(Collection entries)

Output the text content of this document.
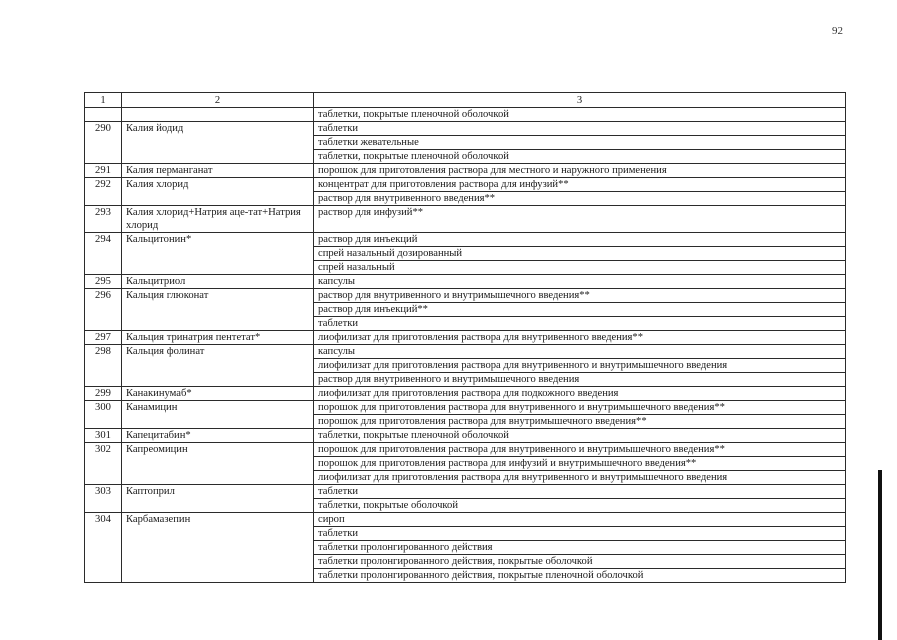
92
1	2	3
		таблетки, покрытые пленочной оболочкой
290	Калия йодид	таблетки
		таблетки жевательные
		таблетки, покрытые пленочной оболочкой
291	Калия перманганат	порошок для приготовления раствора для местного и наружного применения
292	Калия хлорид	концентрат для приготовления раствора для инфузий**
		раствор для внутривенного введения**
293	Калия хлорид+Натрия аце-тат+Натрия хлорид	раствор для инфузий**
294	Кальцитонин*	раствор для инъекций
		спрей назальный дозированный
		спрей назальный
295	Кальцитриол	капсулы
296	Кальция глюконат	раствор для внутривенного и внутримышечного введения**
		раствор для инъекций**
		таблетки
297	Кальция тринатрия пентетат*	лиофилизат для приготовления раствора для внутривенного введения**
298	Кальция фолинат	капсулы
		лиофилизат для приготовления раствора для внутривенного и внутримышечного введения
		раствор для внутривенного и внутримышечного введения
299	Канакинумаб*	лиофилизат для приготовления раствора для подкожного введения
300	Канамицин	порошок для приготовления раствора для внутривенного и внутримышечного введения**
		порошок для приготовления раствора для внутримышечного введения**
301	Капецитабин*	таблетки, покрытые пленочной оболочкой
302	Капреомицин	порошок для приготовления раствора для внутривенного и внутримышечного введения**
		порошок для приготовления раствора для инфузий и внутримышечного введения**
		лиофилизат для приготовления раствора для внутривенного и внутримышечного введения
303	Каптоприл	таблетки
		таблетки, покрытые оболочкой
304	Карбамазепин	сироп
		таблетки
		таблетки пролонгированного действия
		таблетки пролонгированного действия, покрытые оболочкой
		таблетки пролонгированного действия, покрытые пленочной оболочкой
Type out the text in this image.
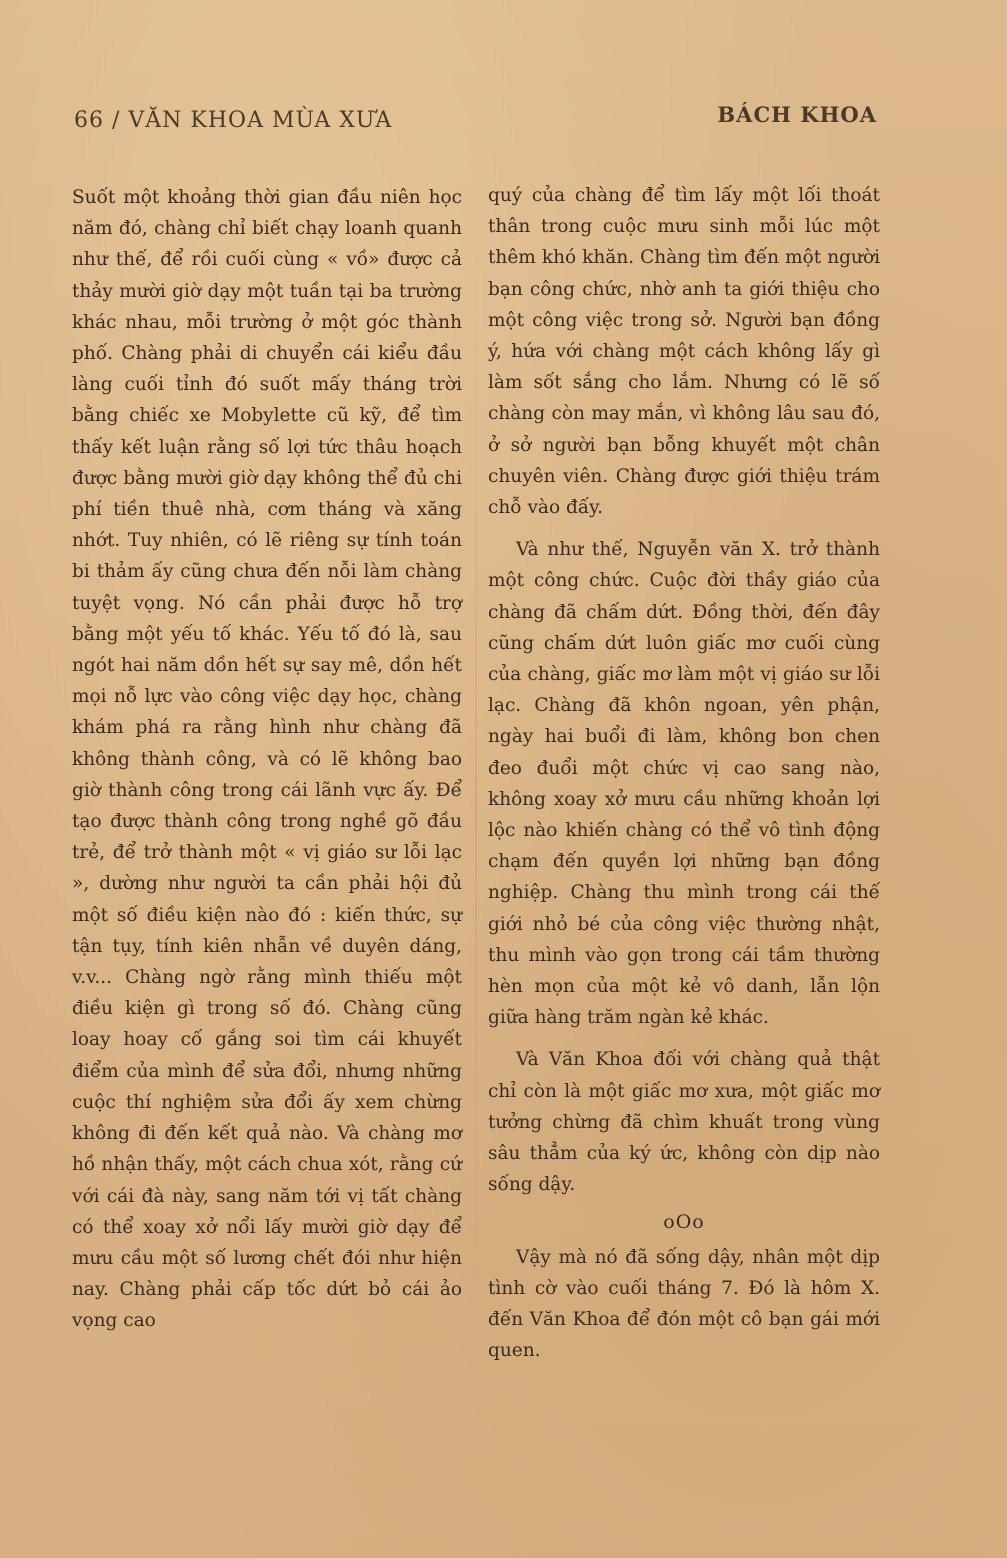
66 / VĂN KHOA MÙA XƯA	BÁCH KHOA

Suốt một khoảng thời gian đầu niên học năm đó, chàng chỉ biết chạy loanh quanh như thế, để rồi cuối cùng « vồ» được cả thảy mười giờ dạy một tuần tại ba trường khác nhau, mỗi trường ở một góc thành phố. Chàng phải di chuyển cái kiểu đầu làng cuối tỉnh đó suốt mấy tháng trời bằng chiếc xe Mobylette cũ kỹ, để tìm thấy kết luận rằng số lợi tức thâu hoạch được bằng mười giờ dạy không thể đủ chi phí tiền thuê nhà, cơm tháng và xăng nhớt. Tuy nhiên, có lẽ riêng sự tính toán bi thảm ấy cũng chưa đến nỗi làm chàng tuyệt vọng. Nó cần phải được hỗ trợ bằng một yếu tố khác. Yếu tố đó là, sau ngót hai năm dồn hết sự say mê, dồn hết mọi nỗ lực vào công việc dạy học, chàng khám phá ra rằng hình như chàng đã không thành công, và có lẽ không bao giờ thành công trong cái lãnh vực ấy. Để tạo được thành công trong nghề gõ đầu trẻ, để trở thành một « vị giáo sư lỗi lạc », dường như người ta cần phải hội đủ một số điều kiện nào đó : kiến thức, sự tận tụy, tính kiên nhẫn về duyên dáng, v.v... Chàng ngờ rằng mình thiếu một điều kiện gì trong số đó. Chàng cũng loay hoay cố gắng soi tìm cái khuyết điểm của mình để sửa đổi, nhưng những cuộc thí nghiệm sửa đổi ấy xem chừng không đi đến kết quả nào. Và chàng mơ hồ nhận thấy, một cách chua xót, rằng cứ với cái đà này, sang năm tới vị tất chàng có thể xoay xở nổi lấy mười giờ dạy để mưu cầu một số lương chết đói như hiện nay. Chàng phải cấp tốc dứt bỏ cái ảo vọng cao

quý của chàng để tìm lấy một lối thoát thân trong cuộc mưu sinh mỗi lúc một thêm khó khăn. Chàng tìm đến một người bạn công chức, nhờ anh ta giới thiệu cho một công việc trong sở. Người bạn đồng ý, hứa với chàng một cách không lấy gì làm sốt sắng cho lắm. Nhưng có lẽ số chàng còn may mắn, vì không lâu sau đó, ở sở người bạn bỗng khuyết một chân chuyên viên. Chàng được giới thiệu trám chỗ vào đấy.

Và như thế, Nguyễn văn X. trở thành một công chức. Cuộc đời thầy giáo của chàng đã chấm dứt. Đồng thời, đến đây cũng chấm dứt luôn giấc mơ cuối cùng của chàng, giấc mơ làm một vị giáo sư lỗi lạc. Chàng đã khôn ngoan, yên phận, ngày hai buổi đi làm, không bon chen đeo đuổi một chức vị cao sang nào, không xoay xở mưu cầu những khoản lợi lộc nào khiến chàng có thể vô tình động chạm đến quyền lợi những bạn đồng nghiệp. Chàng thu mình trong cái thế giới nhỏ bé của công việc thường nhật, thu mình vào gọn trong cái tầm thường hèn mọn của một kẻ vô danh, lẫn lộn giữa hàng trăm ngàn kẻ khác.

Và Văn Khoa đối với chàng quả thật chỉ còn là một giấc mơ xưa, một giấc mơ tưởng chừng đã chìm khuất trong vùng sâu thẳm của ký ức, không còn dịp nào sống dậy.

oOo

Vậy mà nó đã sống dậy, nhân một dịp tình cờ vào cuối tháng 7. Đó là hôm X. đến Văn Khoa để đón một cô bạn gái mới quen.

STATED GOAL
Check each line of the entries above for the word "пролонгированного". List the ones that have it.

SOLUTION FOR THIS EXERCISE
		таблетки пролонгированного действия
		таблетки пролонгированного действия, покрытые оболочкой
		таблетки пролонгированного действия, покрытые пленочной оболочкой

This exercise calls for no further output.